AUFGABE 1
Fasse im Textabschnitt über die Grünen den Absatz, der mit „Der größte Erfolg der Grünen“ beginnt, kürzer zusammen. Seine wesentlichen Aussagen müssen dabei erhalten bleiben.

------ TEXTABSCHNITT

Dem vagabundierenden Radikalismus folgte (gerade bei Trittin!) spiegelbildlich ein kleinlauter Realismus, der aus der Defensive nicht herauskommt. Die Partei der "Nachhaltigkeit" hat wenig Lust auf das Bohren dicker Bretter. Und vor der Inthronisierung des Vorsitzenden Kuhn fehlte ihr fast vollständig das Vermögen, Partei, "Basis", Fraktion und Regierungsmitglieder halbwegs schlüssig aufeinander zu beziehen.

Der größte Erfolg der Grünen, die Regierungsbeteiligung in Berlin, hat die Partei zugleich in ihre nachhaltigste Krise gestürzt. Die SPD ging mit ihrem Koalitionspartner lange Zeit ohne jeden Respekt um, verstand es, die Grünen geradezu zu erpressen und, schlimmer noch, wie eine Unterabteilung von sich selbst zu behandeln.

Raschke begleitet das grüne Wirtstier schon lange als kritischer, in Maßen sympathetischer Beobachter. Er kann sich auf Informationen und Einschätzungen führender Grüner (die durchweg ungenannt bleiben) stützen und so mit beeindruckender Präzision das vorherrschende handwerkliche Fiasko sowie die wenigen gelungenen Coups grüner Regierungstätigkeit darstellen.

Haben die Grünen dennoch eine Zukunft? Raschke beläßt es dabei, einen Wettlauf zu beschreiben. Regierend haben die Grünen viel getan, um ihre Partei - und damit letztlich das gesellschaftliche Feld, dem sie entstammen - zu entmächtigen und bedeutungslos zu machen.

------------

AUFGABE 2
Wiederhole aus der Auflistung unverändert die Zeilen von der Zeile mit „svg-text:95: 95 <box>53 95 67 109</box>“ bis einschließlich der Zeile mit „svg-text:ADA4692-2 High-Z Enabled: ADA4692-2“. Gib nur diese Zeilen aus.

------ EINGABE ZUR AUFGABE

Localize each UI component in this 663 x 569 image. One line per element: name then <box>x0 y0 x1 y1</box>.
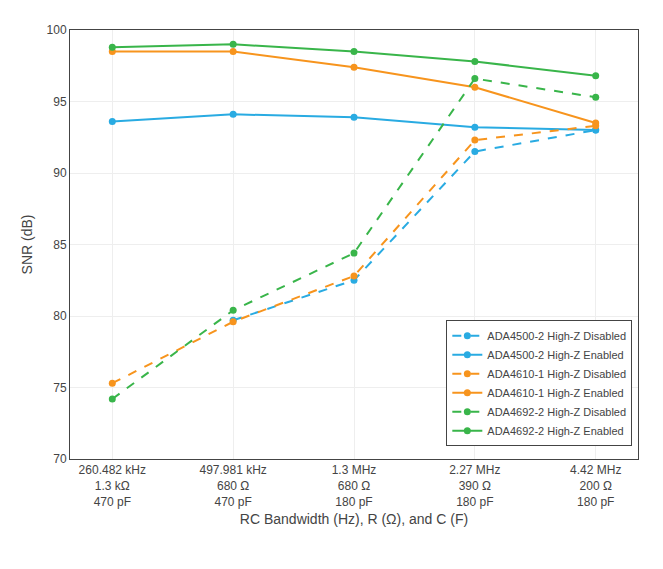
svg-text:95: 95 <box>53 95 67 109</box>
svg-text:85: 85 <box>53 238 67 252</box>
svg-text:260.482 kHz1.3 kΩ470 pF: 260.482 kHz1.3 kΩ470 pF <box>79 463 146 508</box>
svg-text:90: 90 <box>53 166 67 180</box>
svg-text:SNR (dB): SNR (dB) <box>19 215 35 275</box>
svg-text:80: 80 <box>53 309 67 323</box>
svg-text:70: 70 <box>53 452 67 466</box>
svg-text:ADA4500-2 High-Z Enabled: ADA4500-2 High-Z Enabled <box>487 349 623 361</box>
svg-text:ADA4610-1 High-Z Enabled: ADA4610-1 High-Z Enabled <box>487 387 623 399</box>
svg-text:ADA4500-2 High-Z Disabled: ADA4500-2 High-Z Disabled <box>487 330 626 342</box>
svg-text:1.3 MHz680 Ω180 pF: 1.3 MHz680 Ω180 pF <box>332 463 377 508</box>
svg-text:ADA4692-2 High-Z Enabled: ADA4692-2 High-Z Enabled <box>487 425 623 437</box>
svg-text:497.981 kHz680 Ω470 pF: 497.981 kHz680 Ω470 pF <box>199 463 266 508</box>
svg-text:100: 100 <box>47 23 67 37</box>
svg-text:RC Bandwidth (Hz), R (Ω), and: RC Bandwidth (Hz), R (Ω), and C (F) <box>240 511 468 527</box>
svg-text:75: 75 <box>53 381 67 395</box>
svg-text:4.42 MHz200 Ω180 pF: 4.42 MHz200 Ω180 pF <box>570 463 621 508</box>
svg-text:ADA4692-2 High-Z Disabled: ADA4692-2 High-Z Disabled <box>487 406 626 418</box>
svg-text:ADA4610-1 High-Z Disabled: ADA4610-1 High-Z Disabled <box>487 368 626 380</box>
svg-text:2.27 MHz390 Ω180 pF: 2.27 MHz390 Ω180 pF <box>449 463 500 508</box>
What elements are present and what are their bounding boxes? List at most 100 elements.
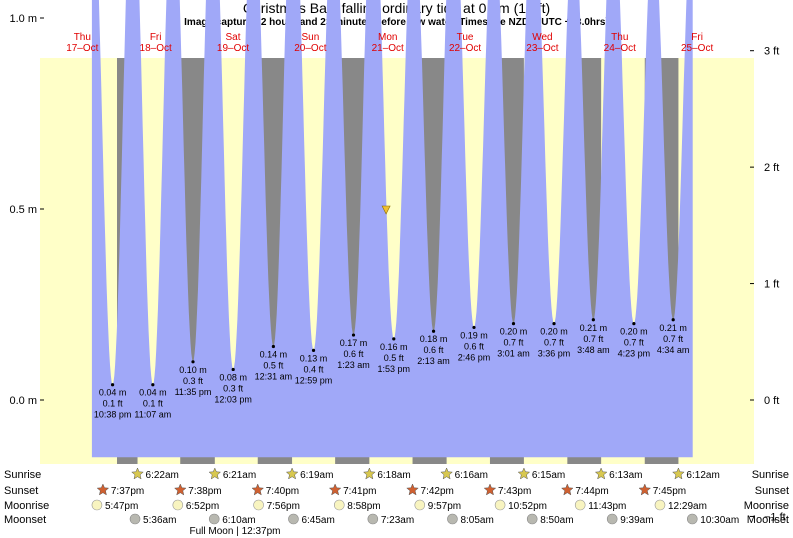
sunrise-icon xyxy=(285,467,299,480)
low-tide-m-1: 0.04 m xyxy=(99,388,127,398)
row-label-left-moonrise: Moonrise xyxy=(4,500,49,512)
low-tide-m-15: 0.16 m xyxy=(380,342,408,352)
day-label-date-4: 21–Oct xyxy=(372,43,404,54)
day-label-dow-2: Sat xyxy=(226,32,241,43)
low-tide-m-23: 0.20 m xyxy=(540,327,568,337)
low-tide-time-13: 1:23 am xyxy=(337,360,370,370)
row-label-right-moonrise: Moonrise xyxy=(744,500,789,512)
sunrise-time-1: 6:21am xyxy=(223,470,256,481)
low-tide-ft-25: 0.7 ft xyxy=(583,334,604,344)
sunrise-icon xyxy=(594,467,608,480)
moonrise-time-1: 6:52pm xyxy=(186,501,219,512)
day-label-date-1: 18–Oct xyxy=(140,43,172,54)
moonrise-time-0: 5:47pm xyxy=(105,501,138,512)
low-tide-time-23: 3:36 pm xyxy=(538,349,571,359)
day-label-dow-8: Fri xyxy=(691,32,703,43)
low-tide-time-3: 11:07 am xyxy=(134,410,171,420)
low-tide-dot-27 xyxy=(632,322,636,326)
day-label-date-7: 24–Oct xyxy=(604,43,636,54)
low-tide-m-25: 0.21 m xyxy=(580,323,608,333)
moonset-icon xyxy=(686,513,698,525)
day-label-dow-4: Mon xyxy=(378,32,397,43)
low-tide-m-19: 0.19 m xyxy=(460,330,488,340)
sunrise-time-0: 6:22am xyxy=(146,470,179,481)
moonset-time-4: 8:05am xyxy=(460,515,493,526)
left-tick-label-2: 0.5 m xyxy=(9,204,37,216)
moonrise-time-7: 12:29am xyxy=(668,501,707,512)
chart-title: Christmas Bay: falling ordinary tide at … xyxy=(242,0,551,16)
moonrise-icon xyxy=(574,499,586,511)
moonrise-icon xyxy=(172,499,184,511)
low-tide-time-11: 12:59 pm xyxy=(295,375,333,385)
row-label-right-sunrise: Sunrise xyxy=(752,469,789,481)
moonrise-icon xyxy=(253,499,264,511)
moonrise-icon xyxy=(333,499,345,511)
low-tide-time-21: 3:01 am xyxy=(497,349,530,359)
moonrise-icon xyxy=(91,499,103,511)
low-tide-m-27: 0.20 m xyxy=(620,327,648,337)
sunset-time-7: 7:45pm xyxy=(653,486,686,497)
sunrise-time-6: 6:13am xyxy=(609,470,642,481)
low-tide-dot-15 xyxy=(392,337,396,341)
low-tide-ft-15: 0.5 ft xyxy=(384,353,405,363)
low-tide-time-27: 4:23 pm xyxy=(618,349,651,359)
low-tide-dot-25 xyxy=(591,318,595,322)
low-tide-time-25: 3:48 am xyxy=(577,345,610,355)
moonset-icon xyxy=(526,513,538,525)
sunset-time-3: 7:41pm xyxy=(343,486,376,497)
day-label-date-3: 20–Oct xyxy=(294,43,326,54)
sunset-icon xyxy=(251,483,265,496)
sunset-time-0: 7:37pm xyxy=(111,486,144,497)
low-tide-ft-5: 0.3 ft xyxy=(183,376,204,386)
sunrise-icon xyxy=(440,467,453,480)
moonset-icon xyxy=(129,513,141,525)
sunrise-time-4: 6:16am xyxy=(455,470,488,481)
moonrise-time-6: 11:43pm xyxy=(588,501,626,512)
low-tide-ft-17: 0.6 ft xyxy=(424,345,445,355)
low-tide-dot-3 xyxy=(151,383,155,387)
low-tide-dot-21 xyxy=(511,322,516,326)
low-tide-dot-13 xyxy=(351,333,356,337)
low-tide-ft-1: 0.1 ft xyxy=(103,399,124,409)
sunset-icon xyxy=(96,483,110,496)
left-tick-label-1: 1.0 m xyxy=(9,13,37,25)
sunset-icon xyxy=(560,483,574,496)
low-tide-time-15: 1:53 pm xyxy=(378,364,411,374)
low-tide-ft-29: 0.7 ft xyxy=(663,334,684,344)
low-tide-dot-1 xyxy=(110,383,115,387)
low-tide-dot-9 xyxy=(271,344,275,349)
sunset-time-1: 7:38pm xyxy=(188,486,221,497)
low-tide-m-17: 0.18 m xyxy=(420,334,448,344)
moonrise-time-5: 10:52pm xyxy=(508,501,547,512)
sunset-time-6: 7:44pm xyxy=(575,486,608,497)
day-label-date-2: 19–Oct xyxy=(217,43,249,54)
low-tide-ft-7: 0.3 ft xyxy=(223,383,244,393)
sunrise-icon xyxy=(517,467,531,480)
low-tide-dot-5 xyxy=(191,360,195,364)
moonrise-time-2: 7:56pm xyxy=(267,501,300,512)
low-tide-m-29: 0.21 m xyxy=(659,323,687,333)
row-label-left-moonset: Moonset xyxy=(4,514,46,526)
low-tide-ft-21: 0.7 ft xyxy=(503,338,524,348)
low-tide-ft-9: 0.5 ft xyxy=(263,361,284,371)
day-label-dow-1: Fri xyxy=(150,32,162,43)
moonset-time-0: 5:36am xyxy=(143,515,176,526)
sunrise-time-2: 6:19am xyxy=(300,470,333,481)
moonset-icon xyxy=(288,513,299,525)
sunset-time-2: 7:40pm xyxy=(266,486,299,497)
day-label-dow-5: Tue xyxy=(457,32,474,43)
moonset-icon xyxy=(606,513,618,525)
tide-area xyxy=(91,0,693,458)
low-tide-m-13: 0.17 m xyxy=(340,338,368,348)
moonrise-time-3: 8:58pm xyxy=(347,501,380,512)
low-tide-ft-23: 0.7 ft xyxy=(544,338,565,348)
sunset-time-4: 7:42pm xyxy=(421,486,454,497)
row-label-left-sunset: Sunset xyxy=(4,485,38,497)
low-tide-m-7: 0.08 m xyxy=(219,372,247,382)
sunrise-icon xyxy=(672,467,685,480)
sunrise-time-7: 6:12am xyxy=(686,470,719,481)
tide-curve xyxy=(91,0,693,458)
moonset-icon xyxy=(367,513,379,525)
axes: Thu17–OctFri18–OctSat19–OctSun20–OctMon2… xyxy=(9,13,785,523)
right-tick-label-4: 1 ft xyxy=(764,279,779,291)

------------

VOLLSTÄNDIGE ANTWORT 1
Die Regierungsbeteiligung in Berlin war der größte Erfolg der Grünen und stürzte die Partei zugleich in ihre nachhaltigste Krise. Die SPD ging lange respektlos mit ihnen um, erpresste sie geradezu und behandelte sie wie eine eigene Unterabteilung.

VOLLSTÄNDIGE ANTWORT 2
svg-text:95: 95 <box>53 95 67 109</box>
svg-text:85: 85 <box>53 238 67 252</box>
svg-text:260.482 kHz1.3 kΩ470 pF: 260.482 kHz1.3 kΩ470 pF <box>79 463 146 508</box>
svg-text:90: 90 <box>53 166 67 180</box>
svg-text:SNR (dB): SNR (dB) <box>19 215 35 275</box>
svg-text:80: 80 <box>53 309 67 323</box>
svg-text:70: 70 <box>53 452 67 466</box>
svg-text:ADA4500-2 High-Z Enabled: ADA4500-2 High-Z Enabled <box>487 349 623 361</box>
svg-text:ADA4610-1 High-Z Enabled: ADA4610-1 High-Z Enabled <box>487 387 623 399</box>
svg-text:ADA4500-2 High-Z Disabled: ADA4500-2 High-Z Disabled <box>487 330 626 342</box>
svg-text:1.3 MHz680 Ω180 pF: 1.3 MHz680 Ω180 pF <box>332 463 377 508</box>
svg-text:ADA4692-2 High-Z Enabled: ADA4692-2 High-Z Enabled <box>487 425 623 437</box>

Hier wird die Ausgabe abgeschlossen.